Write out the material again word for word, dropping any images it holds.

Task input
———
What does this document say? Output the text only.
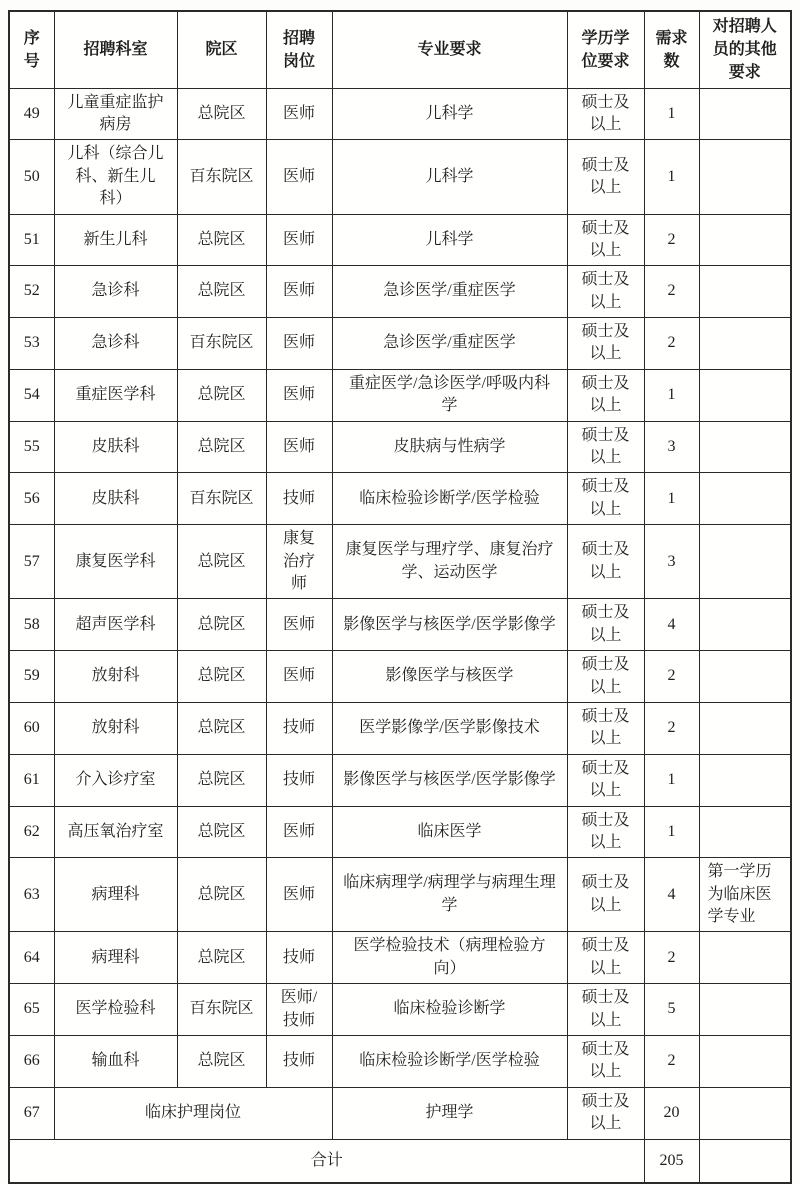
序号	招聘科室	院区	招聘岗位	专业要求	学历学位要求	需求数	对招聘人员的其他要求
49	儿童重症监护病房	总院区	医师	儿科学	硕士及以上	1	
50	儿科（综合儿科、新生儿科）	百东院区	医师	儿科学	硕士及以上	1	
51	新生儿科	总院区	医师	儿科学	硕士及以上	2	
52	急诊科	总院区	医师	急诊医学/重症医学	硕士及以上	2	
53	急诊科	百东院区	医师	急诊医学/重症医学	硕士及以上	2	
54	重症医学科	总院区	医师	重症医学/急诊医学/呼吸内科学	硕士及以上	1	
55	皮肤科	总院区	医师	皮肤病与性病学	硕士及以上	3	
56	皮肤科	百东院区	技师	临床检验诊断学/医学检验	硕士及以上	1	
57	康复医学科	总院区	康复治疗师	康复医学与理疗学、康复治疗学、运动医学	硕士及以上	3	
58	超声医学科	总院区	医师	影像医学与核医学/医学影像学	硕士及以上	4	
59	放射科	总院区	医师	影像医学与核医学	硕士及以上	2	
60	放射科	总院区	技师	医学影像学/医学影像技术	硕士及以上	2	
61	介入诊疗室	总院区	技师	影像医学与核医学/医学影像学	硕士及以上	1	
62	高压氧治疗室	总院区	医师	临床医学	硕士及以上	1	
63	病理科	总院区	医师	临床病理学/病理学与病理生理学	硕士及以上	4	第一学历为临床医学专业
64	病理科	总院区	技师	医学检验技术（病理检验方向）	硕士及以上	2	
65	医学检验科	百东院区	医师/技师	临床检验诊断学	硕士及以上	5	
66	输血科	总院区	技师	临床检验诊断学/医学检验	硕士及以上	2	
67	临床护理岗位			护理学	硕士及以上	20	
合计						205	
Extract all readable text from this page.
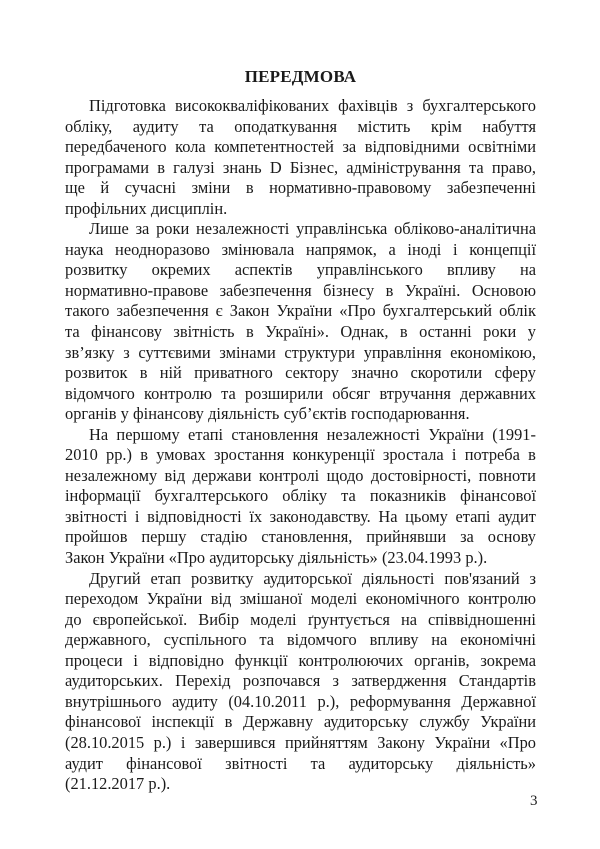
ПЕРЕДМОВА
Підготовка висококваліфікованих фахівців з бухгалтерського
обліку, аудиту та оподаткування містить крім набуття
передбаченого кола компетентностей за відповідними освітніми
програмами в галузі знань D Бізнес, адміністрування та право,
ще й сучасні зміни в нормативно-правовому забезпеченні
профільних дисциплін.
Лише за роки незалежності управлінська обліково-аналітична
наука неодноразово змінювала напрямок, а іноді і концепції
розвитку окремих аспектів управлінського впливу на
нормативно-правове забезпечення бізнесу в Україні. Основою
такого забезпечення є Закон України «Про бухгалтерський облік
та фінансову звітність в Україні». Однак, в останні роки у
зв’язку з суттєвими змінами структури управління економікою,
розвиток в ній приватного сектору значно скоротили сферу
відомчого контролю та розширили обсяг втручання державних
органів у фінансову діяльність суб’єктів господарювання.
На першому етапі становлення незалежності України (1991-
2010 рр.) в умовах зростання конкуренції зростала і потреба в
незалежному від держави контролі щодо достовірності, повноти
інформації бухгалтерського обліку та показників фінансової
звітності і відповідності їх законодавству. На цьому етапі аудит
пройшов першу стадію становлення, прийнявши за основу
Закон України «Про аудиторську діяльність» (23.04.1993 р.).
Другий етап розвитку аудиторської діяльності пов'язаний з
переходом України від змішаної моделі економічного контролю
до європейської. Вибір моделі ґрунтується на співвідношенні
державного, суспільного та відомчого впливу на економічні
процеси і відповідно функції контролюючих органів, зокрема
аудиторських. Перехід розпочався з затвердження Стандартів
внутрішнього аудиту (04.10.2011 р.), реформування Державної
фінансової інспекції в Державну аудиторську службу України
(28.10.2015 р.) і завершився прийняттям Закону України «Про
аудит фінансової звітності та аудиторську діяльність»
(21.12.2017 р.).
3
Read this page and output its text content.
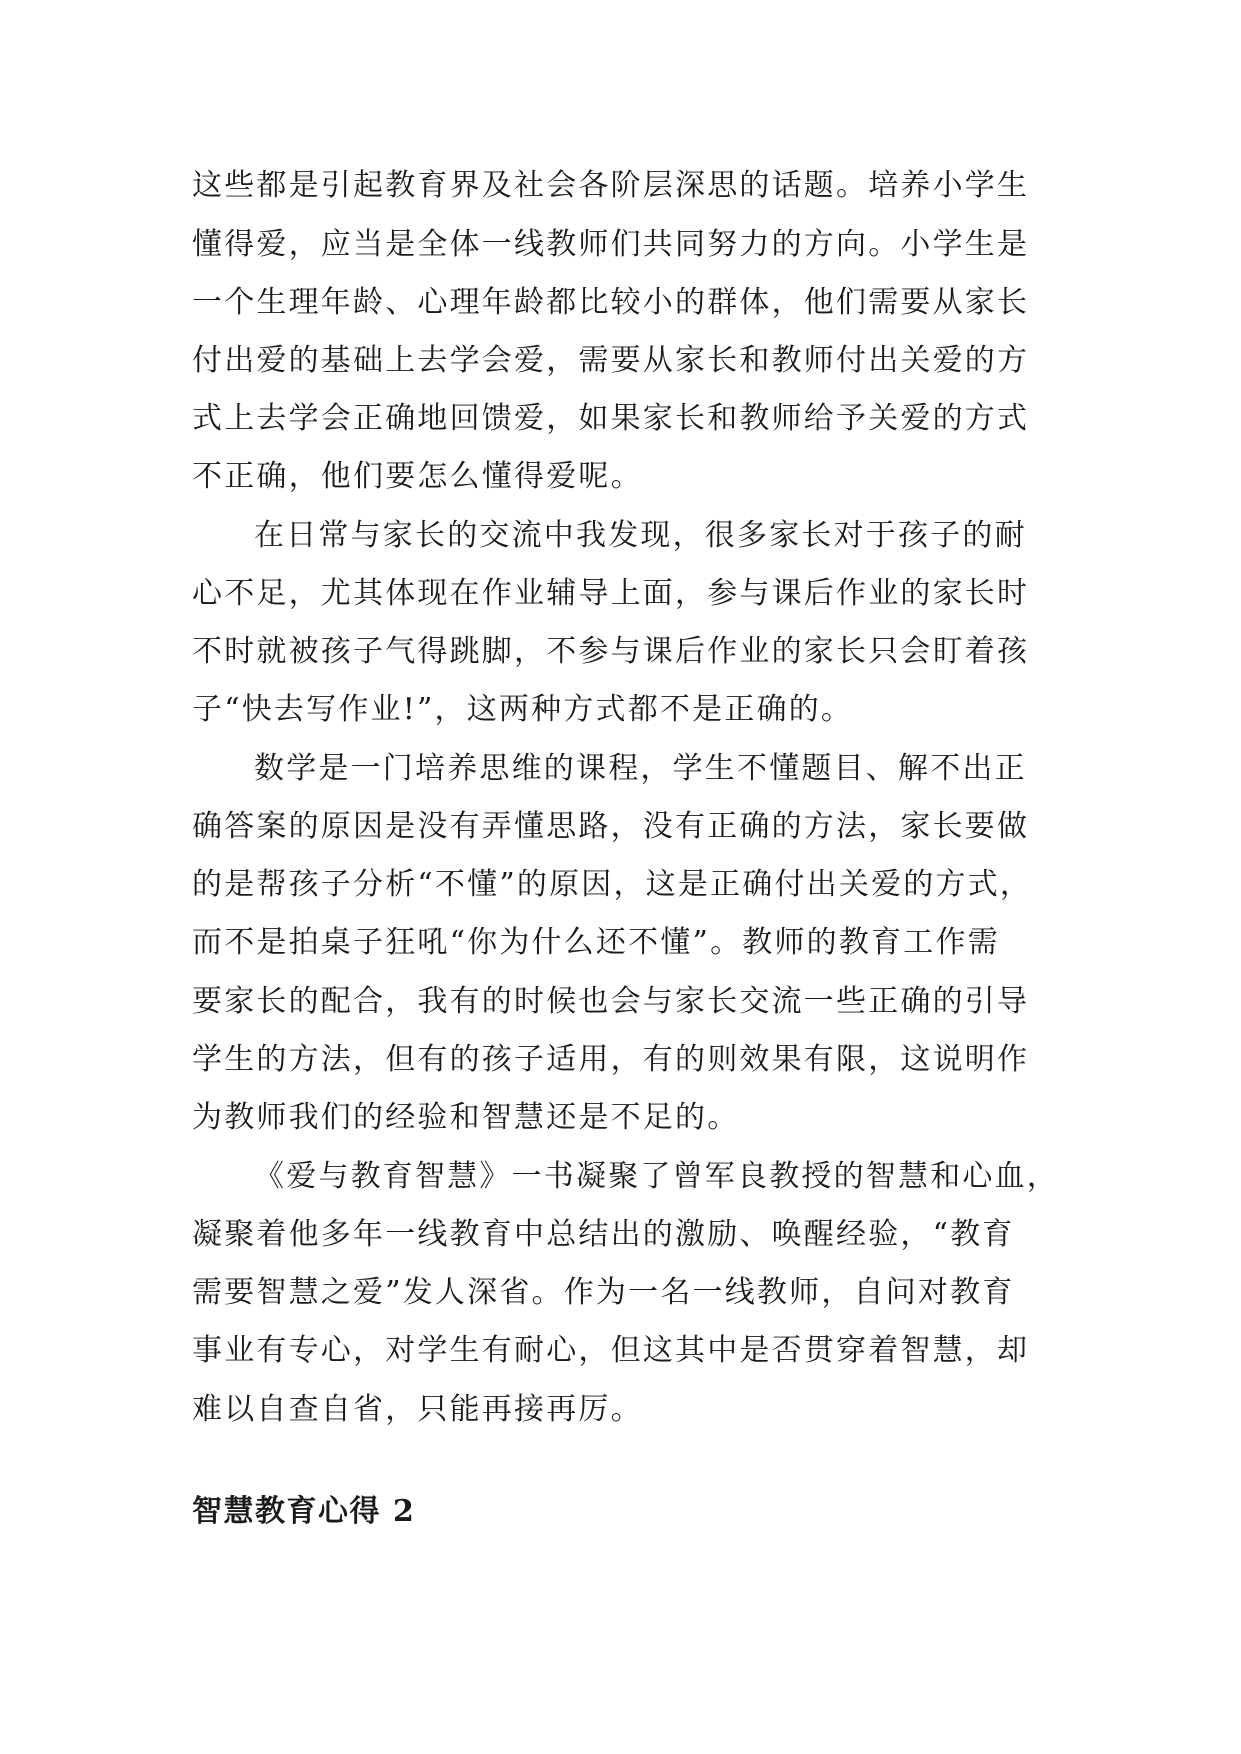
这些都是引起教育界及社会各阶层深思的话题。培养小学生

懂得爱，应当是全体一线教师们共同努力的方向。小学生是

一个生理年龄、心理年龄都比较小的群体，他们需要从家长

付出爱的基础上去学会爱，需要从家长和教师付出关爱的方

式上去学会正确地回馈爱，如果家长和教师给予关爱的方式

不正确，他们要怎么懂得爱呢。

在日常与家长的交流中我发现，很多家长对于孩子的耐

心不足，尤其体现在作业辅导上面，参与课后作业的家长时

不时就被孩子气得跳脚，不参与课后作业的家长只会盯着孩

子“快去写作业!”，这两种方式都不是正确的。

数学是一门培养思维的课程，学生不懂题目、解不出正

确答案的原因是没有弄懂思路，没有正确的方法，家长要做

的是帮孩子分析“不懂”的原因，这是正确付出关爱的方式，

而不是拍桌子狂吼“你为什么还不懂”。教师的教育工作需

要家长的配合，我有的时候也会与家长交流一些正确的引导

学生的方法，但有的孩子适用，有的则效果有限，这说明作

为教师我们的经验和智慧还是不足的。

《爱与教育智慧》一书凝聚了曾军良教授的智慧和心血，

凝聚着他多年一线教育中总结出的激励、唤醒经验，“教育

需要智慧之爱”发人深省。作为一名一线教师，自问对教育

事业有专心，对学生有耐心，但这其中是否贯穿着智慧，却

难以自查自省，只能再接再厉。

智慧教育心得 2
———
Exercise answer
What does this document say? Output the text only.
序号	招聘科室	院区	招聘岗位	专业要求	学历学位要求	需求数	对招聘人员的其他要求
49	儿童重症监护病房	总院区	医师	儿科学	硕士及以上	1	
50	儿科（综合儿科、新生儿科）	百东院区	医师	儿科学	硕士及以上	1	
51	新生儿科	总院区	医师	儿科学	硕士及以上	2	
52	急诊科	总院区	医师	急诊医学/重症医学	硕士及以上	2	
53	急诊科	百东院区	医师	急诊医学/重症医学	硕士及以上	2	
54	重症医学科	总院区	医师	重症医学/急诊医学/呼吸内科学	硕士及以上	1	
55	皮肤科	总院区	医师	皮肤病与性病学	硕士及以上	3	
56	皮肤科	百东院区	技师	临床检验诊断学/医学检验	硕士及以上	1	
57	康复医学科	总院区	康复治疗师	康复医学与理疗学、康复治疗学、运动医学	硕士及以上	3	
58	超声医学科	总院区	医师	影像医学与核医学/医学影像学	硕士及以上	4	
59	放射科	总院区	医师	影像医学与核医学	硕士及以上	2	
60	放射科	总院区	技师	医学影像学/医学影像技术	硕士及以上	2	
61	介入诊疗室	总院区	技师	影像医学与核医学/医学影像学	硕士及以上	1	
62	高压氧治疗室	总院区	医师	临床医学	硕士及以上	1	
63	病理科	总院区	医师	临床病理学/病理学与病理生理学	硕士及以上	4	第一学历为临床医学专业
64	病理科	总院区	技师	医学检验技术（病理检验方向）	硕士及以上	2	
65	医学检验科	百东院区	医师/技师	临床检验诊断学	硕士及以上	5	
66	输血科	总院区	技师	临床检验诊断学/医学检验	硕士及以上	2	
67	临床护理岗位			护理学	硕士及以上	20	
合计						205	
Extract all readable text from this page.
ПЕРЕДМОВА
Підготовка висококваліфікованих фахівців з бухгалтерського
обліку, аудиту та оподаткування містить крім набуття
передбаченого кола компетентностей за відповідними освітніми
програмами в галузі знань D Бізнес, адміністрування та право,
ще й сучасні зміни в нормативно-правовому забезпеченні
профільних дисциплін.
Лише за роки незалежності управлінська обліково-аналітична
наука неодноразово змінювала напрямок, а іноді і концепції
розвитку окремих аспектів управлінського впливу на
нормативно-правове забезпечення бізнесу в Україні. Основою
такого забезпечення є Закон України «Про бухгалтерський облік
та фінансову звітність в Україні». Однак, в останні роки у
зв’язку з суттєвими змінами структури управління економікою,
розвиток в ній приватного сектору значно скоротили сферу
відомчого контролю та розширили обсяг втручання державних
органів у фінансову діяльність суб’єктів господарювання.
На першому етапі становлення незалежності України (1991-
2010 рр.) в умовах зростання конкуренції зростала і потреба в
незалежному від держави контролі щодо достовірності, повноти
інформації бухгалтерського обліку та показників фінансової
звітності і відповідності їх законодавству. На цьому етапі аудит
пройшов першу стадію становлення, прийнявши за основу
Закон України «Про аудиторську діяльність» (23.04.1993 р.).
Другий етап розвитку аудиторської діяльності пов'язаний з
переходом України від змішаної моделі економічного контролю
до європейської. Вибір моделі ґрунтується на співвідношенні
державного, суспільного та відомчого впливу на економічні
процеси і відповідно функції контролюючих органів, зокрема
аудиторських. Перехід розпочався з затвердження Стандартів
внутрішнього аудиту (04.10.2011 р.), реформування Державної
фінансової інспекції в Державну аудиторську службу України
(28.10.2015 р.) і завершився прийняттям Закону України «Про
аудит фінансової звітності та аудиторську діяльність»
(21.12.2017 р.).
3
Read this page and output its text content.
这些都是引起教育界及社会各阶层深思的话题。培养小学生

懂得爱，应当是全体一线教师们共同努力的方向。小学生是

一个生理年龄、心理年龄都比较小的群体，他们需要从家长

付出爱的基础上去学会爱，需要从家长和教师付出关爱的方

式上去学会正确地回馈爱，如果家长和教师给予关爱的方式

不正确，他们要怎么懂得爱呢。

在日常与家长的交流中我发现，很多家长对于孩子的耐

心不足，尤其体现在作业辅导上面，参与课后作业的家长时

不时就被孩子气得跳脚，不参与课后作业的家长只会盯着孩

子“快去写作业!”，这两种方式都不是正确的。

数学是一门培养思维的课程，学生不懂题目、解不出正

确答案的原因是没有弄懂思路，没有正确的方法，家长要做

的是帮孩子分析“不懂”的原因，这是正确付出关爱的方式，

而不是拍桌子狂吼“你为什么还不懂”。教师的教育工作需

要家长的配合，我有的时候也会与家长交流一些正确的引导

学生的方法，但有的孩子适用，有的则效果有限，这说明作

为教师我们的经验和智慧还是不足的。

《爱与教育智慧》一书凝聚了曾军良教授的智慧和心血，

凝聚着他多年一线教育中总结出的激励、唤醒经验，“教育

需要智慧之爱”发人深省。作为一名一线教师，自问对教育

事业有专心，对学生有耐心，但这其中是否贯穿着智慧，却

难以自查自省，只能再接再厉。

智慧教育心得 2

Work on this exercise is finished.